---------- Given information ----------

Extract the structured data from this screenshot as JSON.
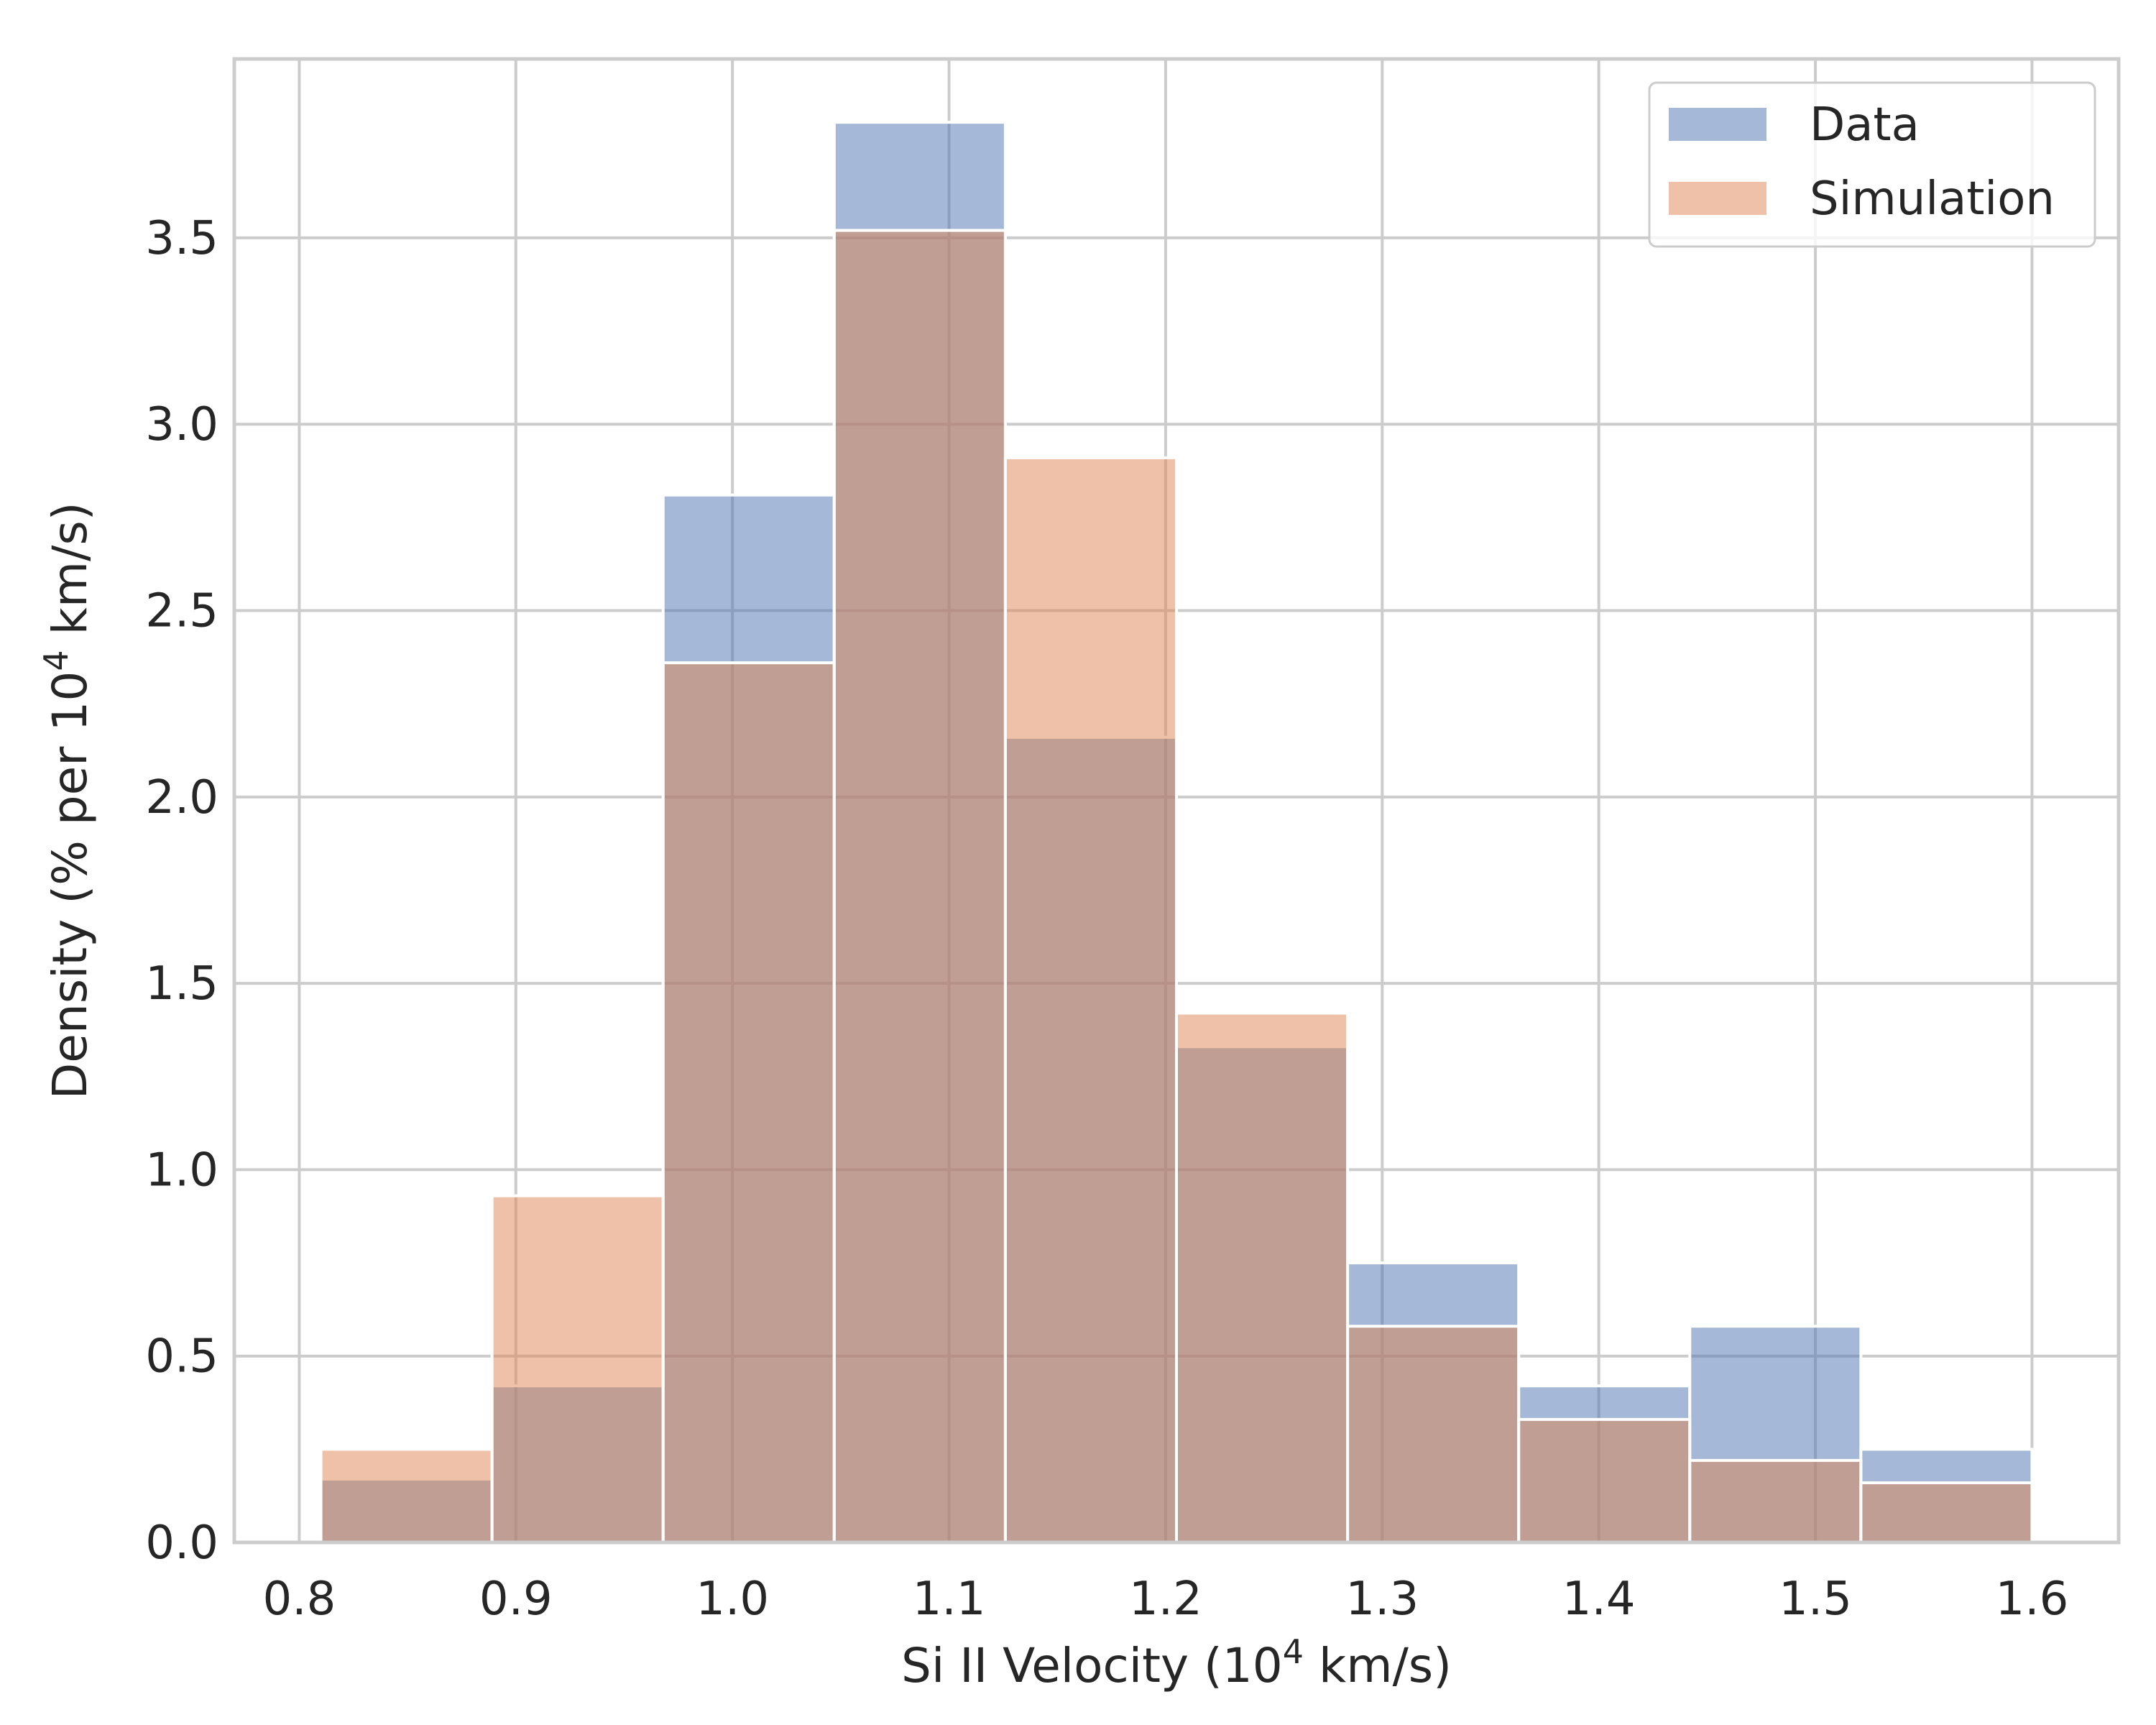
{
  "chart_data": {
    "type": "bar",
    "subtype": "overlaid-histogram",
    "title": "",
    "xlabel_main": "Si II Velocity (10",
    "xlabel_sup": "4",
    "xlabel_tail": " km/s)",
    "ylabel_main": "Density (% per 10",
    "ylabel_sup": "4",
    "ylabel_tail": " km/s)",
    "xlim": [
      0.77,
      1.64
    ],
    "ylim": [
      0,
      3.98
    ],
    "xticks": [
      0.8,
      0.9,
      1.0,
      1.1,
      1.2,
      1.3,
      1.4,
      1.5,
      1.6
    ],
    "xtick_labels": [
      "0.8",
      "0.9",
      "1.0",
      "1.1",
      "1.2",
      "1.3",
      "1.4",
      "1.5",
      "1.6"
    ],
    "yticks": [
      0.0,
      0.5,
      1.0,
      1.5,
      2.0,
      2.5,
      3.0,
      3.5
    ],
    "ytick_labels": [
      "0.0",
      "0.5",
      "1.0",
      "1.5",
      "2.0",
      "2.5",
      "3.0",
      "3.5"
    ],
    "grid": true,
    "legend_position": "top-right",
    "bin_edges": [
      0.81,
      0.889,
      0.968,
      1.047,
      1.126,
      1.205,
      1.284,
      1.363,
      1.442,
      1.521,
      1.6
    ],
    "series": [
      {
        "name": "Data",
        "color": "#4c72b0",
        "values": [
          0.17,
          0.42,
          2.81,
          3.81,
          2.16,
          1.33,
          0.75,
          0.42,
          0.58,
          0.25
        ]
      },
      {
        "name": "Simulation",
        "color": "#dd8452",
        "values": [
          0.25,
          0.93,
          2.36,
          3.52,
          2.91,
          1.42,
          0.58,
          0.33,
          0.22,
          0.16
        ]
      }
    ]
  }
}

----------

Write out all the entries exactly, except for the pictures.

Answer for the task:
Extract the structured data from this screenshot as JSON.
{
  "chart_data": {
    "type": "bar",
    "subtype": "overlaid-histogram",
    "title": "",
    "xlabel_main": "Si II Velocity (10",
    "xlabel_sup": "4",
    "xlabel_tail": " km/s)",
    "ylabel_main": "Density (% per 10",
    "ylabel_sup": "4",
    "ylabel_tail": " km/s)",
    "xlim": [
      0.77,
      1.64
    ],
    "ylim": [
      0,
      3.98
    ],
    "xticks": [
      0.8,
      0.9,
      1.0,
      1.1,
      1.2,
      1.3,
      1.4,
      1.5,
      1.6
    ],
    "xtick_labels": [
      "0.8",
      "0.9",
      "1.0",
      "1.1",
      "1.2",
      "1.3",
      "1.4",
      "1.5",
      "1.6"
    ],
    "yticks": [
      0.0,
      0.5,
      1.0,
      1.5,
      2.0,
      2.5,
      3.0,
      3.5
    ],
    "ytick_labels": [
      "0.0",
      "0.5",
      "1.0",
      "1.5",
      "2.0",
      "2.5",
      "3.0",
      "3.5"
    ],
    "grid": true,
    "legend_position": "top-right",
    "bin_edges": [
      0.81,
      0.889,
      0.968,
      1.047,
      1.126,
      1.205,
      1.284,
      1.363,
      1.442,
      1.521,
      1.6
    ],
    "series": [
      {
        "name": "Data",
        "color": "#4c72b0",
        "values": [
          0.17,
          0.42,
          2.81,
          3.81,
          2.16,
          1.33,
          0.75,
          0.42,
          0.58,
          0.25
        ]
      },
      {
        "name": "Simulation",
        "color": "#dd8452",
        "values": [
          0.25,
          0.93,
          2.36,
          3.52,
          2.91,
          1.42,
          0.58,
          0.33,
          0.22,
          0.16
        ]
      }
    ]
  }
}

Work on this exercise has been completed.